- **What is being asked**:
Copy the listing below line for line, changing nothing.

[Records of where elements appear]
========================================================================

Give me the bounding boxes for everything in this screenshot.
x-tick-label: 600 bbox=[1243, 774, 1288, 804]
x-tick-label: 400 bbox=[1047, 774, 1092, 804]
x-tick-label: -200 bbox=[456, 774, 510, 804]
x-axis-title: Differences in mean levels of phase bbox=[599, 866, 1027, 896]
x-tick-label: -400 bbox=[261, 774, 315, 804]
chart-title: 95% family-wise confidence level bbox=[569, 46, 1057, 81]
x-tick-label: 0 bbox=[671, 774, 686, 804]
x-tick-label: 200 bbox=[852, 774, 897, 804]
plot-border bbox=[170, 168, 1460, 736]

========================================================================

- **The output**:
Give me the bounding boxes for everything in this screenshot.
x-tick-label: 600 bbox=[1243, 774, 1288, 804]
x-tick-label: 400 bbox=[1047, 774, 1092, 804]
x-tick-label: -200 bbox=[456, 774, 510, 804]
x-axis-title: Differences in mean levels of phase bbox=[599, 866, 1027, 896]
x-tick-label: -400 bbox=[261, 774, 315, 804]
chart-title: 95% family-wise confidence level bbox=[569, 46, 1057, 81]
x-tick-label: 0 bbox=[671, 774, 686, 804]
x-tick-label: 200 bbox=[852, 774, 897, 804]
plot-border bbox=[170, 168, 1460, 736]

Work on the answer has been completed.